──────── Dataset content ────────

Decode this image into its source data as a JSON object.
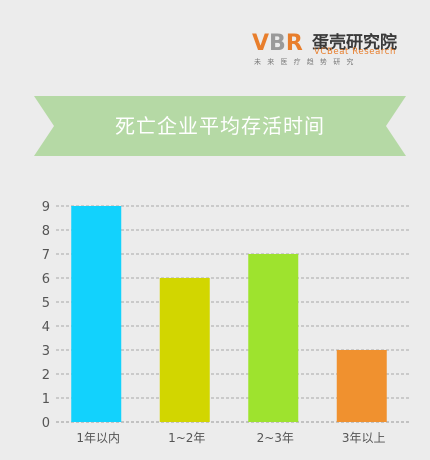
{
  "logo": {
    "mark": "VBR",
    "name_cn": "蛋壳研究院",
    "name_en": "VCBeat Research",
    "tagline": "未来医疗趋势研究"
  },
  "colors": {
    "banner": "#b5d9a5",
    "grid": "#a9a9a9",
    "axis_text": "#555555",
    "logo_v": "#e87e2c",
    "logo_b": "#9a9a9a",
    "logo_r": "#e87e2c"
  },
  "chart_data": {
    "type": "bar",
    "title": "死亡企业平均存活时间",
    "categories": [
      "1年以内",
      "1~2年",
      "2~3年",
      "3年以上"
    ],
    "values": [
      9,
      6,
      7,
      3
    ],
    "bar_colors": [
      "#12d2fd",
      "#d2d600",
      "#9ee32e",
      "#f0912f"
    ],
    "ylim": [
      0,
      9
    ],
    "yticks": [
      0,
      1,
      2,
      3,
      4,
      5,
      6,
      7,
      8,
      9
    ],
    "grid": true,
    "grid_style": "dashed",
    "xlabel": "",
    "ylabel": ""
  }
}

────────

Quote each record exactly as it stands, minus the pictures.

Decode this image into its source data as a JSON object.
{
  "logo": {
    "mark": "VBR",
    "name_cn": "蛋壳研究院",
    "name_en": "VCBeat Research",
    "tagline": "未来医疗趋势研究"
  },
  "colors": {
    "banner": "#b5d9a5",
    "grid": "#a9a9a9",
    "axis_text": "#555555",
    "logo_v": "#e87e2c",
    "logo_b": "#9a9a9a",
    "logo_r": "#e87e2c"
  },
  "chart_data": {
    "type": "bar",
    "title": "死亡企业平均存活时间",
    "categories": [
      "1年以内",
      "1~2年",
      "2~3年",
      "3年以上"
    ],
    "values": [
      9,
      6,
      7,
      3
    ],
    "bar_colors": [
      "#12d2fd",
      "#d2d600",
      "#9ee32e",
      "#f0912f"
    ],
    "ylim": [
      0,
      9
    ],
    "yticks": [
      0,
      1,
      2,
      3,
      4,
      5,
      6,
      7,
      8,
      9
    ],
    "grid": true,
    "grid_style": "dashed",
    "xlabel": "",
    "ylabel": ""
  }
}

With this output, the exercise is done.